--- START OF DATA ROWS ---

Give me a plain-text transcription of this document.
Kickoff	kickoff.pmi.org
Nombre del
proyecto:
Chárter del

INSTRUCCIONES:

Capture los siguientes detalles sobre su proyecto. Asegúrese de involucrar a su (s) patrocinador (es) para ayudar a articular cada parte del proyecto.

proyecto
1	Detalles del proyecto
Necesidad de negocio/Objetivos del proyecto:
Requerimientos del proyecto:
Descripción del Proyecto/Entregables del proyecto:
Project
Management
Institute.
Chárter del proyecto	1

--- END OF DATA ROWS ---

List all lines in the material containing the string "proyecto".

proyecto:
Capture los siguientes detalles sobre su proyecto. Asegúrese de involucrar a su (s) patrocinador (es) para ayudar a articular cada parte del proyecto.
proyecto
1	Detalles del proyecto
Necesidad de negocio/Objetivos del proyecto:
Requerimientos del proyecto:
Descripción del Proyecto/Entregables del proyecto:
Chárter del proyecto	1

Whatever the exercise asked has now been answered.